### Set task
Return, unchanged, the records between the line holding "feature-line1: 钣金与 bbox=[679, 257, 714, 265]" and the line holding "label-cn: 生化仪器 bbox=[480, 152, 600, 176]", inclusive.

### Entries
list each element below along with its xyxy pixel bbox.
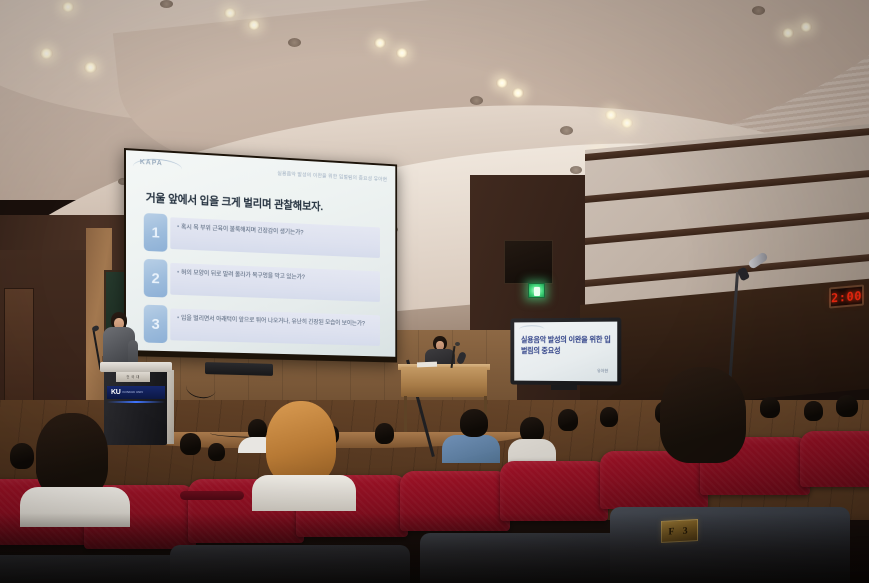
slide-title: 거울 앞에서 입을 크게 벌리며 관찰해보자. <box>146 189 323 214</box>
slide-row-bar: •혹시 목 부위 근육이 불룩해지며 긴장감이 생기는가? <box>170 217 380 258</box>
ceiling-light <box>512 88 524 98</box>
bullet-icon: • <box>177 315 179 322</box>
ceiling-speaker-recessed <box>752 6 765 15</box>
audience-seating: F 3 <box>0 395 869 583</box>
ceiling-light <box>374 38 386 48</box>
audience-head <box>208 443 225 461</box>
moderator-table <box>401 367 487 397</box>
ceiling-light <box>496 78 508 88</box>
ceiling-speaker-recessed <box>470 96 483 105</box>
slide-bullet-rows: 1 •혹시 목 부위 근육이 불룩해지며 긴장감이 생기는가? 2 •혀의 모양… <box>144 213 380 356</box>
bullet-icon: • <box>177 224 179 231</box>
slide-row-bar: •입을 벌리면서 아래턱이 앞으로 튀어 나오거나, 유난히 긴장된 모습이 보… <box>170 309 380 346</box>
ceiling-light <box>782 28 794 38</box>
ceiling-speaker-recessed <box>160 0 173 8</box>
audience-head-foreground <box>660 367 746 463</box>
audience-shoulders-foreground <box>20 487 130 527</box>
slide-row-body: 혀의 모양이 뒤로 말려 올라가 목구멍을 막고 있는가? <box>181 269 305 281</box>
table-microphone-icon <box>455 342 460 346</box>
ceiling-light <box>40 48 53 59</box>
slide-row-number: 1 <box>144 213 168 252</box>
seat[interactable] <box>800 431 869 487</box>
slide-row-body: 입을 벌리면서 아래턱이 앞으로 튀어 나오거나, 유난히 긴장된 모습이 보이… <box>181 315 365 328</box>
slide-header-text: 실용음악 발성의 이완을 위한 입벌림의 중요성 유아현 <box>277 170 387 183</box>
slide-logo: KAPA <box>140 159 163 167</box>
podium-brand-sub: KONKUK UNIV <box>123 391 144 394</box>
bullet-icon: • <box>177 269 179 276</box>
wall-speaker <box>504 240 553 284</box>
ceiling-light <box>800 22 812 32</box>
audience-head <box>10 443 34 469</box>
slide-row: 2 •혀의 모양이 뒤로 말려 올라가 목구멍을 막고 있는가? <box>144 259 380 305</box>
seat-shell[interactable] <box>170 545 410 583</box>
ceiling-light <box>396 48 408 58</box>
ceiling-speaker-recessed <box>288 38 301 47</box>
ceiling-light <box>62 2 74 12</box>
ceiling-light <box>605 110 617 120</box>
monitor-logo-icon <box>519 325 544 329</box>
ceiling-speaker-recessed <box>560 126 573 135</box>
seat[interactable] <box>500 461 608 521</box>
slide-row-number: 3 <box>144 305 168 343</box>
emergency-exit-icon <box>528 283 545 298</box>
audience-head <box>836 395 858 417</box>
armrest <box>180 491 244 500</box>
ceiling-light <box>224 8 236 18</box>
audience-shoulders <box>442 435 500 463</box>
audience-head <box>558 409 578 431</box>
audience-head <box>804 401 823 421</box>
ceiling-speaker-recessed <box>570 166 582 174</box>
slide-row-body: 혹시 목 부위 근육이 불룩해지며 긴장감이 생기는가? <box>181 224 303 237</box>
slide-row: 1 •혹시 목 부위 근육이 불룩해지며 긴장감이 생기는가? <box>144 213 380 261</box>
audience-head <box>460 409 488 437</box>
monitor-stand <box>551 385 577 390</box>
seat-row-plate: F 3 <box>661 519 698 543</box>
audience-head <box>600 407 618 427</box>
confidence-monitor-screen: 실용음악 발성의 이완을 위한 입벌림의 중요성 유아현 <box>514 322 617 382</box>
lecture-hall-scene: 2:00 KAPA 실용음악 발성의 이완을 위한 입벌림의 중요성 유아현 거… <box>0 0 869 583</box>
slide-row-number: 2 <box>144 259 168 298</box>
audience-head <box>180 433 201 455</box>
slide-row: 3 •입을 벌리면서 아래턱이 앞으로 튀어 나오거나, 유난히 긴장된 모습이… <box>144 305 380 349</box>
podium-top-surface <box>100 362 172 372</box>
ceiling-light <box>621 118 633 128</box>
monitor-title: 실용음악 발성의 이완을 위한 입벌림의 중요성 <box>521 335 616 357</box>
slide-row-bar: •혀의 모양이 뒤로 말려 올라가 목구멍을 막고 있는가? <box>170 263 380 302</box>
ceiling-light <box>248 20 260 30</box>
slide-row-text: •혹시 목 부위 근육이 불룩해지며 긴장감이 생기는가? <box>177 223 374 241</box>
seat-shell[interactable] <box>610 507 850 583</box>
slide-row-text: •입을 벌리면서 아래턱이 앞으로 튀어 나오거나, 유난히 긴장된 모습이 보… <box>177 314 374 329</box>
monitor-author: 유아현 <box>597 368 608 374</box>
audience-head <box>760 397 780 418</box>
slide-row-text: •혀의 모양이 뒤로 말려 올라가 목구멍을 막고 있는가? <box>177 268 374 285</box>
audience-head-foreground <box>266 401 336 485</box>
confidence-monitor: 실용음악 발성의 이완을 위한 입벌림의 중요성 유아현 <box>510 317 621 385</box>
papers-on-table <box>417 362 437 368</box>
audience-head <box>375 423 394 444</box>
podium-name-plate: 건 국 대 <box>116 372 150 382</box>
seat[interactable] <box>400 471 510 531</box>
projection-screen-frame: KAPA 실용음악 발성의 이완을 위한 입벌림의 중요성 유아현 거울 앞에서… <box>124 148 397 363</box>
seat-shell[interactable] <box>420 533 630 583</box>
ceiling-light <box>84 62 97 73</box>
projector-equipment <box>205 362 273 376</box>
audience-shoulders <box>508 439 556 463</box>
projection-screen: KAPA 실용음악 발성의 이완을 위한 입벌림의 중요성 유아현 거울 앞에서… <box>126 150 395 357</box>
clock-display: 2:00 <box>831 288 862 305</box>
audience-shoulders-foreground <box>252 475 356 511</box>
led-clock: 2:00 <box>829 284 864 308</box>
==
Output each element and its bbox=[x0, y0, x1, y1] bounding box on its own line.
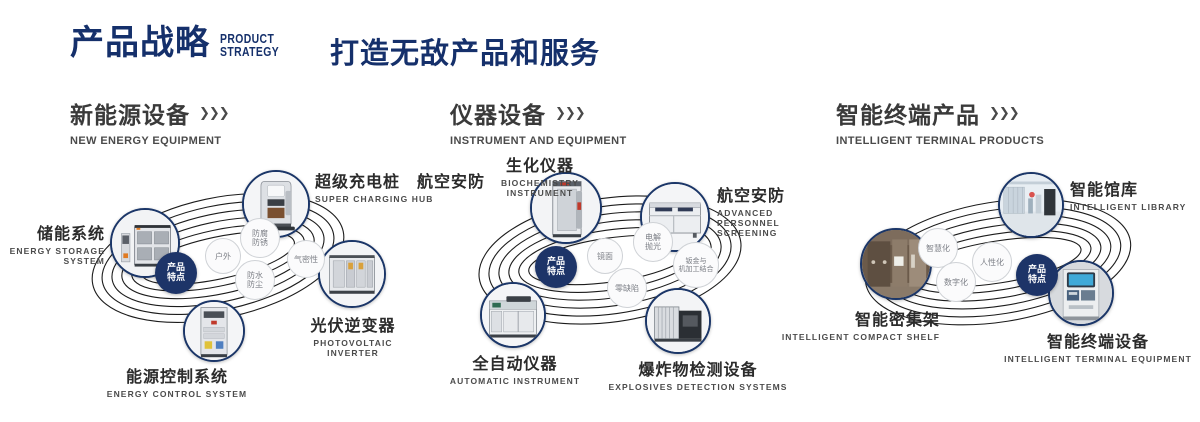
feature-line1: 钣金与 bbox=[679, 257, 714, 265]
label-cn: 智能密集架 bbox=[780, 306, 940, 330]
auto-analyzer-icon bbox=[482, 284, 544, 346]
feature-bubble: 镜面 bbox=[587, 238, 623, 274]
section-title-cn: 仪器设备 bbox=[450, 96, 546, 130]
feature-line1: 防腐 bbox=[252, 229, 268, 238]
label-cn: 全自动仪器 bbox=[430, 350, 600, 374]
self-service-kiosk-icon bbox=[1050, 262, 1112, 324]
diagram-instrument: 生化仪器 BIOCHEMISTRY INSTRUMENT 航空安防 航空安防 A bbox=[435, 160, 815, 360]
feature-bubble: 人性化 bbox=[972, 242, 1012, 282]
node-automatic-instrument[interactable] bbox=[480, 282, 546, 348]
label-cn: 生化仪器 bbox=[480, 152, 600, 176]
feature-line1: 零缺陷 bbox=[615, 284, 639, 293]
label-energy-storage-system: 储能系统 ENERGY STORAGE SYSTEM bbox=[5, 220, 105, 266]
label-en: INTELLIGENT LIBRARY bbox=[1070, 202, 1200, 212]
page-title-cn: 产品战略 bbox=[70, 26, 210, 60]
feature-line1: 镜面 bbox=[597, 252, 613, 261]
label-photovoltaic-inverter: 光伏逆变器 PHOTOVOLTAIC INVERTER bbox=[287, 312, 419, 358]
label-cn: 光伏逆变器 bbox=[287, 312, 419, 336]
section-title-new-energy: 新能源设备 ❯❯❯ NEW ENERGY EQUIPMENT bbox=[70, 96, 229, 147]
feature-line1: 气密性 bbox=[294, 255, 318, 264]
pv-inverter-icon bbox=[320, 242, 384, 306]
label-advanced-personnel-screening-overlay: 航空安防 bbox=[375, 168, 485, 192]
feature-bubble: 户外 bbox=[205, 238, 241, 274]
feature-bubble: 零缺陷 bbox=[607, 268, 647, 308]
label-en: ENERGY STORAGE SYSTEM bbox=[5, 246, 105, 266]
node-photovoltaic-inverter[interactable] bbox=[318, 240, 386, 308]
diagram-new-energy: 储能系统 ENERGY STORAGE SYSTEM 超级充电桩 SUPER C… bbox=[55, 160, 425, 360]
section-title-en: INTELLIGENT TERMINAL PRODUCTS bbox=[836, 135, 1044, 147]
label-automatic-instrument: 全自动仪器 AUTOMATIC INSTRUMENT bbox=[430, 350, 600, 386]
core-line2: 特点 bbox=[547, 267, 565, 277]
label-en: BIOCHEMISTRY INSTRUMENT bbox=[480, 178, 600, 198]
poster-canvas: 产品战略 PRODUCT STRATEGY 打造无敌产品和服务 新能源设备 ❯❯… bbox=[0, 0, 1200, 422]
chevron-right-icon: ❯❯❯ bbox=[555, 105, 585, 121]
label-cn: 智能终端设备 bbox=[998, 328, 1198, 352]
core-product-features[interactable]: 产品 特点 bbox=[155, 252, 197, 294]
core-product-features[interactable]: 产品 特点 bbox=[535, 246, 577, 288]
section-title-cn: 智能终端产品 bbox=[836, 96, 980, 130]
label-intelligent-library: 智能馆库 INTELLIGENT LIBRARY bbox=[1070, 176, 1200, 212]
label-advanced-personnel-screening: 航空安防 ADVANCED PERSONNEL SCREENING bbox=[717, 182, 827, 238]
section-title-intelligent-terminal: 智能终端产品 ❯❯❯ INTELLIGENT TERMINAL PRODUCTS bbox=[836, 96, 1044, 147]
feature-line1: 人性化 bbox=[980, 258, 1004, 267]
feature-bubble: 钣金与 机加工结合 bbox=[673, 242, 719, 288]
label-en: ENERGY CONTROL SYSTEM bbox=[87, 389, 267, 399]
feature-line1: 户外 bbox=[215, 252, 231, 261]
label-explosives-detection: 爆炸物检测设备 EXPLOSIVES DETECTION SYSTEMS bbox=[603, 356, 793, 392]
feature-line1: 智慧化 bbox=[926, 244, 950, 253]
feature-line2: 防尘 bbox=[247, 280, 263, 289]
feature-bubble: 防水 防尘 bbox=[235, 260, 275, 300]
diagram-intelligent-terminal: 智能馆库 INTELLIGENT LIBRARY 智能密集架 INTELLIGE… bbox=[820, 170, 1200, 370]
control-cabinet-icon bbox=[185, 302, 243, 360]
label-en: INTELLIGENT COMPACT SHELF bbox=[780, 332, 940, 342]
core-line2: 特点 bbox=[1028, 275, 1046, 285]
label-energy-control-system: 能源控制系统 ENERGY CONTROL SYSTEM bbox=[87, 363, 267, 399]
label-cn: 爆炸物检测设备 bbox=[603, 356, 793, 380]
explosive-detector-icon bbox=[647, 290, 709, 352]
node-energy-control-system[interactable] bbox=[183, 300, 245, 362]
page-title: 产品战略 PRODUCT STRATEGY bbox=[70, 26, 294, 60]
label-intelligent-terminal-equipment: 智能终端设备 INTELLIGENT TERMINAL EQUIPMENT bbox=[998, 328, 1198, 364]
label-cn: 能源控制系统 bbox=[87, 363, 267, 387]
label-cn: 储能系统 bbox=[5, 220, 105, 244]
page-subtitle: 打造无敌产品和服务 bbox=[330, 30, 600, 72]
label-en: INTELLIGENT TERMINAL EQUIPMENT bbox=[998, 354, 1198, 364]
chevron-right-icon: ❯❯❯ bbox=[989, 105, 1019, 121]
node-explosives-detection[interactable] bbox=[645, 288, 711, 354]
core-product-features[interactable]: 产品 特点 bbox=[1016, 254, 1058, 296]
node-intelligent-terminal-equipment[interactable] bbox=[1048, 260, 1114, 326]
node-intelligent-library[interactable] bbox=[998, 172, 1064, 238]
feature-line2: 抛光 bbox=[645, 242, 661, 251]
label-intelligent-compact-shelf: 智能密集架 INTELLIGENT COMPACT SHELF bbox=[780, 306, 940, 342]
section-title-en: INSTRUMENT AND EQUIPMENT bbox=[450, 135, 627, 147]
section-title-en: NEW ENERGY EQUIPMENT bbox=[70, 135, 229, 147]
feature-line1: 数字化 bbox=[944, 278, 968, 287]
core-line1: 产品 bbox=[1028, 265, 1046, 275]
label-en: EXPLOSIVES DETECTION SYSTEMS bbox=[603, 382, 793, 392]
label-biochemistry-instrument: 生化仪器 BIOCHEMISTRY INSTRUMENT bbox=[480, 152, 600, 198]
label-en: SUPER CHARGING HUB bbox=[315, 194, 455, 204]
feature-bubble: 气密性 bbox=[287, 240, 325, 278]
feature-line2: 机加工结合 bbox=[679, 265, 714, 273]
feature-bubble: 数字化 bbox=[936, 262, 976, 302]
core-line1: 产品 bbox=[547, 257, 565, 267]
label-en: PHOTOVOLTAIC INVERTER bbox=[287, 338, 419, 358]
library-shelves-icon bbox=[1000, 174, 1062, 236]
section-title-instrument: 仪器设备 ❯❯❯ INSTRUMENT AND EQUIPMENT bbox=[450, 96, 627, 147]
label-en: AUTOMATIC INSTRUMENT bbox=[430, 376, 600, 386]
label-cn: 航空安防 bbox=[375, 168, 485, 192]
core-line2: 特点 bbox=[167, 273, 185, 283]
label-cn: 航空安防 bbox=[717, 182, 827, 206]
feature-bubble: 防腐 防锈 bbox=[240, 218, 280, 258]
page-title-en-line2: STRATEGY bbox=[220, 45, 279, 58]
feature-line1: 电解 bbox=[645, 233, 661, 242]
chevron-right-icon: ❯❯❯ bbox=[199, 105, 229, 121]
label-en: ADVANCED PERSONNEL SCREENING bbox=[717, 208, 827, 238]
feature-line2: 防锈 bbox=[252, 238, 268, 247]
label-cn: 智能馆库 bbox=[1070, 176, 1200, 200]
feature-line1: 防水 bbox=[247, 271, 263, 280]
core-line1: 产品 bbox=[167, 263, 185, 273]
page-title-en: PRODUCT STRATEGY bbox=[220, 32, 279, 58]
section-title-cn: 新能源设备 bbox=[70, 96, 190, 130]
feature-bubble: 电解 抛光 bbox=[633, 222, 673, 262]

### Correct result
feature-line1: 钣金与 bbox=[679, 257, 714, 265]
label-cn: 智能密集架 bbox=[780, 306, 940, 330]
auto-analyzer-icon bbox=[482, 284, 544, 346]
feature-bubble: 镜面 bbox=[587, 238, 623, 274]
section-title-cn: 仪器设备 bbox=[450, 96, 546, 130]
feature-line1: 防腐 bbox=[252, 229, 268, 238]
label-cn: 全自动仪器 bbox=[430, 350, 600, 374]
self-service-kiosk-icon bbox=[1050, 262, 1112, 324]
diagram-instrument: 生化仪器 BIOCHEMISTRY INSTRUMENT 航空安防 航空安防 A bbox=[435, 160, 815, 360]
feature-bubble: 人性化 bbox=[972, 242, 1012, 282]
node-automatic-instrument[interactable] bbox=[480, 282, 546, 348]
label-cn: 生化仪器 bbox=[480, 152, 600, 176]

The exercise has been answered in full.